▸ What is expected: Pick every line from the data that holds the word "precautions".

Rows from a dataset
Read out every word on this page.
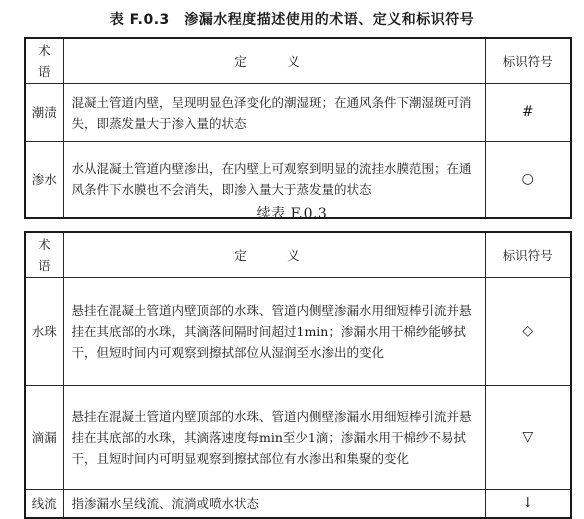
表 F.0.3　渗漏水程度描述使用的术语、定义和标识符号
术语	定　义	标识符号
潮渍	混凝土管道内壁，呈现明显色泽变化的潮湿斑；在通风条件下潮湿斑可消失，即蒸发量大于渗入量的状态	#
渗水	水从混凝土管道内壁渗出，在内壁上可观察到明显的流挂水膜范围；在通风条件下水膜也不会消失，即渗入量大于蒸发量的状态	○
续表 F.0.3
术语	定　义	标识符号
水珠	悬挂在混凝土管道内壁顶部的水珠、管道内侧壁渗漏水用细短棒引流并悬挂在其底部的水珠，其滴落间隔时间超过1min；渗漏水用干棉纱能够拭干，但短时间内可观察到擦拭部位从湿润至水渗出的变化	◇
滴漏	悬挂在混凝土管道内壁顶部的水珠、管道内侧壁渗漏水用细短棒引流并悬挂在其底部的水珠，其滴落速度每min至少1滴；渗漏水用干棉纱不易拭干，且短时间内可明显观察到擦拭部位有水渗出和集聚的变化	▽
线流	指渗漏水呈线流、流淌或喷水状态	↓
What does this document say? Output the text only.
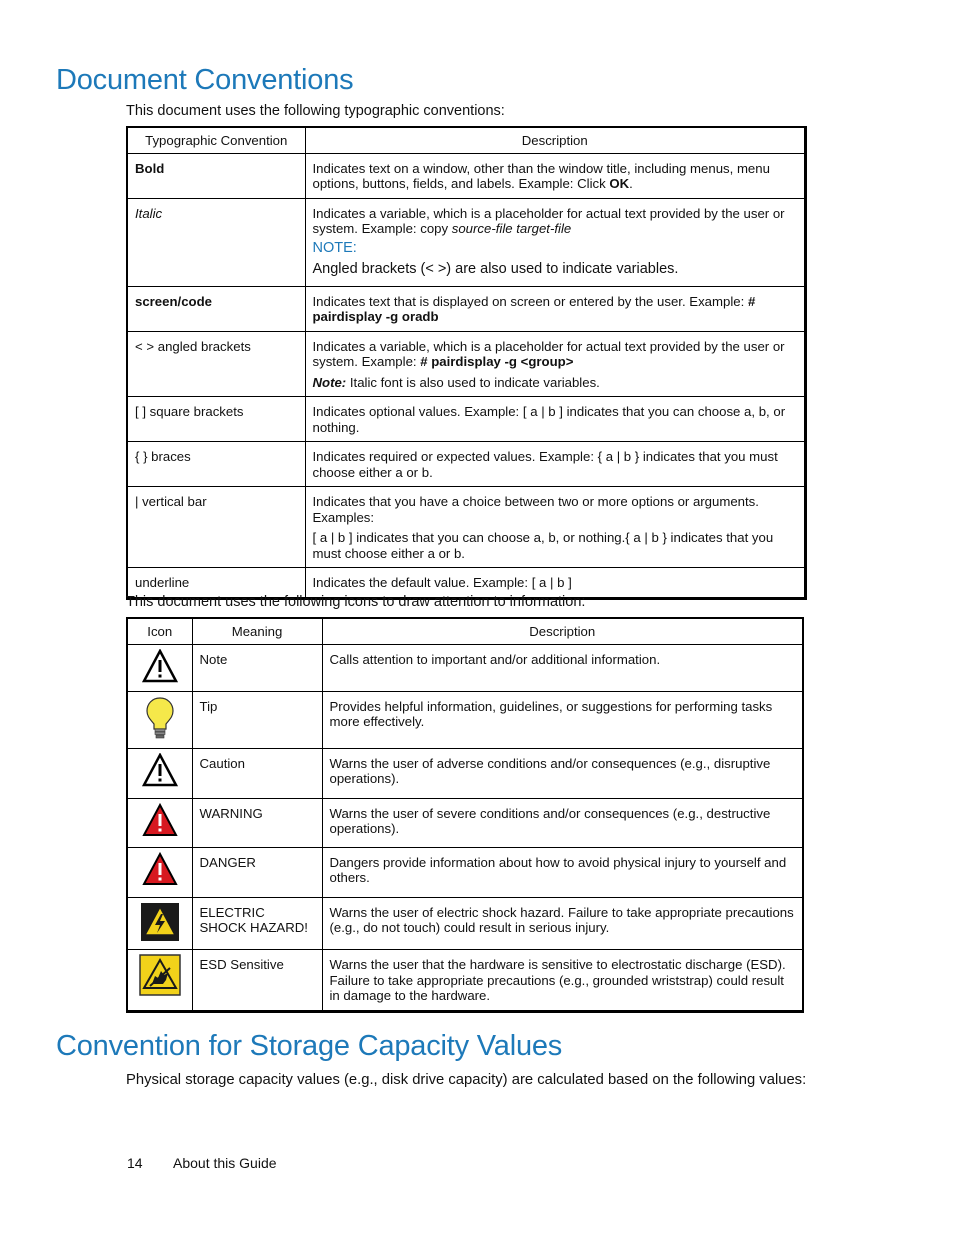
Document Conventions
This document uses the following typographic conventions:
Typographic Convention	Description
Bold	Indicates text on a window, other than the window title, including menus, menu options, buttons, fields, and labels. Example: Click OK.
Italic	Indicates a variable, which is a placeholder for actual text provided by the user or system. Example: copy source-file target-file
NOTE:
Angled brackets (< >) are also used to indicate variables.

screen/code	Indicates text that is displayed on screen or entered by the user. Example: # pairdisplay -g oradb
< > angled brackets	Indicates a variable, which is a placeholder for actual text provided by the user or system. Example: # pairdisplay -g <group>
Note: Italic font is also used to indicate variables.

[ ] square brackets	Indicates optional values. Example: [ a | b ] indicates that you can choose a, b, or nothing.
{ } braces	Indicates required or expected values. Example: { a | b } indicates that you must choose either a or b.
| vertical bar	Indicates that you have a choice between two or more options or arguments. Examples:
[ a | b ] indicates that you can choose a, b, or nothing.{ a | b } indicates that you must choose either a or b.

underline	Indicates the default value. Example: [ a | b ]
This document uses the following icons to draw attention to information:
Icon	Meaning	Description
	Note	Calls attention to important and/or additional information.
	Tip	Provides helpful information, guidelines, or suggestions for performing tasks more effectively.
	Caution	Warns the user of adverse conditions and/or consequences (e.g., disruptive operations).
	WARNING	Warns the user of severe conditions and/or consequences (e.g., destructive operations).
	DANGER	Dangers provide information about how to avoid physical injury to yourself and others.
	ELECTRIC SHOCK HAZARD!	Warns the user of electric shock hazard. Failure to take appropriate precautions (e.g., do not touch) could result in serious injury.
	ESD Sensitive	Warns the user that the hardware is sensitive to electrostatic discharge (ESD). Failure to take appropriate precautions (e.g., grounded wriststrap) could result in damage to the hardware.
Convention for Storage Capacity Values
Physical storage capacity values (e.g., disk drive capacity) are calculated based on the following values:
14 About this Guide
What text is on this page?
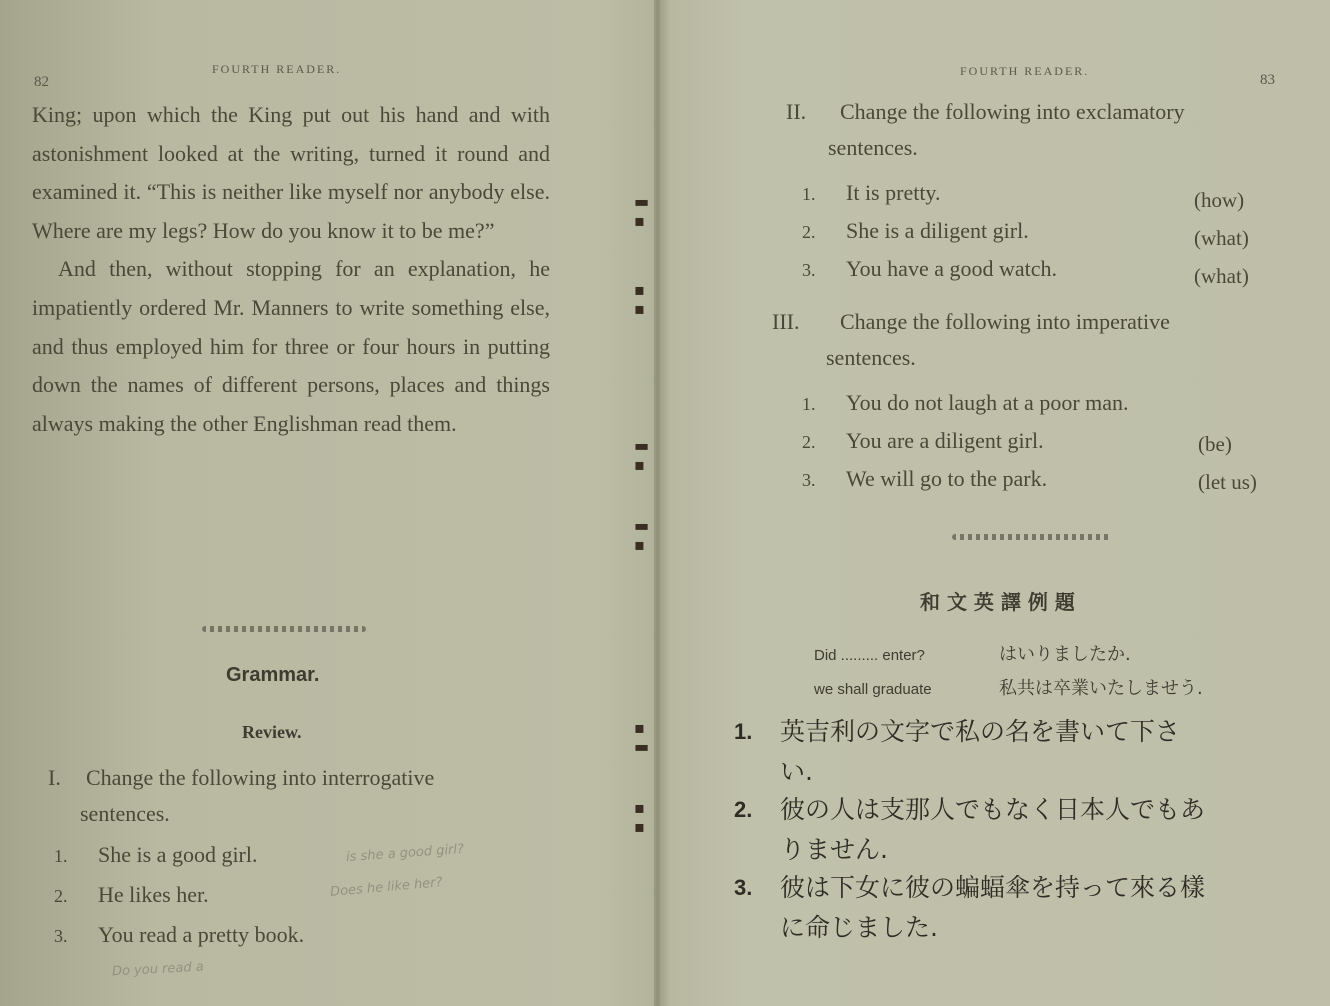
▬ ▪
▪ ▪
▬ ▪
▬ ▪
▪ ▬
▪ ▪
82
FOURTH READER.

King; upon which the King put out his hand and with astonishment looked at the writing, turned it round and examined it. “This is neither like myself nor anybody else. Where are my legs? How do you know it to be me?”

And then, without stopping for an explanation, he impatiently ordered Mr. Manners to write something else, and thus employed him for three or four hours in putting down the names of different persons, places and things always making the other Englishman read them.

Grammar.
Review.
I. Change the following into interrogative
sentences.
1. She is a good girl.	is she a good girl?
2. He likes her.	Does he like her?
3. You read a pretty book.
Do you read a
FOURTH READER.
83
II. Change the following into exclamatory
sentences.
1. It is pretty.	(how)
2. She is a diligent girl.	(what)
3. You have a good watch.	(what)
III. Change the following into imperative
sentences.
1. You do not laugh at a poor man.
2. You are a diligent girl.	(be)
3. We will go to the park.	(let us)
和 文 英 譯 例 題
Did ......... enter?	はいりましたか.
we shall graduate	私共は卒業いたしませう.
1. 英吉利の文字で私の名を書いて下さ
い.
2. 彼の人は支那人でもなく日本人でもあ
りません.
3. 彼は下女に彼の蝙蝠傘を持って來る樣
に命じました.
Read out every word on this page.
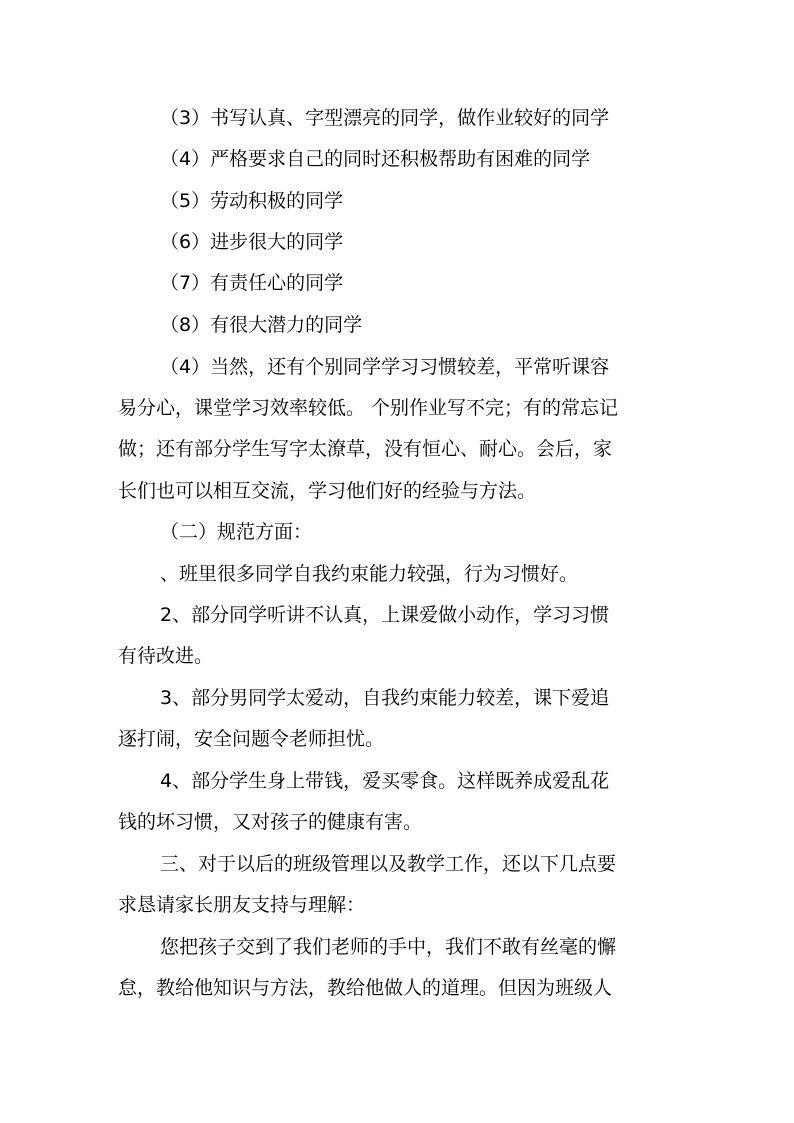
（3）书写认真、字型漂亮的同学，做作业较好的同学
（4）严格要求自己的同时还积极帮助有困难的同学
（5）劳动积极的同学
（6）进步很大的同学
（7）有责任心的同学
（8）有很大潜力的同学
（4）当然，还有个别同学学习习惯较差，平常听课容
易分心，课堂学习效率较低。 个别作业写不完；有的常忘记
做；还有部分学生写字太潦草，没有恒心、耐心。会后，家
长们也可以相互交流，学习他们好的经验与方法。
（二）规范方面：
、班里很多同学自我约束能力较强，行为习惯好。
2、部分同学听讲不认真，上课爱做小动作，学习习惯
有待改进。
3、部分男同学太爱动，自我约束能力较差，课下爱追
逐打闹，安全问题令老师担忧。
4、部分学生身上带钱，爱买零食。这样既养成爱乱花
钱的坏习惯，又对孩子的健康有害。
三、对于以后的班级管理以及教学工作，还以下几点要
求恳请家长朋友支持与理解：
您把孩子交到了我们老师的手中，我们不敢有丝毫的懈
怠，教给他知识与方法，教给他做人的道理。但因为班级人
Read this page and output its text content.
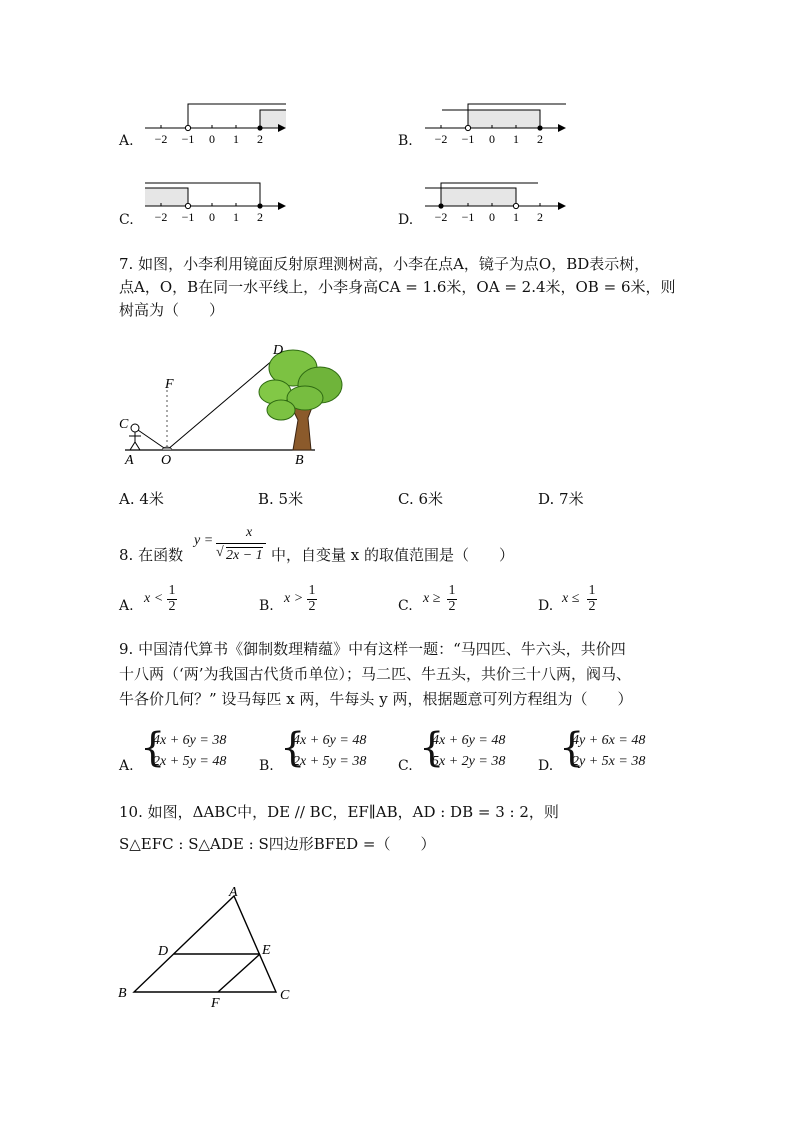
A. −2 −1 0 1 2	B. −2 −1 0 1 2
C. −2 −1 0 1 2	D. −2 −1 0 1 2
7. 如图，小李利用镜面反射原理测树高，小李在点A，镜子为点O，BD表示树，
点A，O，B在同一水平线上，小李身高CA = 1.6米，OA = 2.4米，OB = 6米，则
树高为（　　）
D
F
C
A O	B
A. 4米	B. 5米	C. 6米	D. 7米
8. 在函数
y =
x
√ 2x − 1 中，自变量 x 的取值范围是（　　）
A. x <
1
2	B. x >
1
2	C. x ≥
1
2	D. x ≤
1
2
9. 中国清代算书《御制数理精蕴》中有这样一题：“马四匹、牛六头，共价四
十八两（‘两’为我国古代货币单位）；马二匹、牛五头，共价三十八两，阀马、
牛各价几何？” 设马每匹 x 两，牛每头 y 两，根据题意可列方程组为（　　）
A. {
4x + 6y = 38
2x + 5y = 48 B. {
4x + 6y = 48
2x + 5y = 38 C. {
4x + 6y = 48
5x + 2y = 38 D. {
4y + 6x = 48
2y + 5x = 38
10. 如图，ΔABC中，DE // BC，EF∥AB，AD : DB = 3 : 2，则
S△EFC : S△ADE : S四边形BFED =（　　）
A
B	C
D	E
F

▸ Correct output:
	ELECTRIC SHOCK HAZARD!	Warns the user of electric shock hazard. Failure to take appropriate precautions (e.g., do not touch) could result in serious injury.
	ESD Sensitive	Warns the user that the hardware is sensitive to electrostatic discharge (ESD). Failure to take appropriate precautions (e.g., grounded wriststrap) could result in damage to the hardware.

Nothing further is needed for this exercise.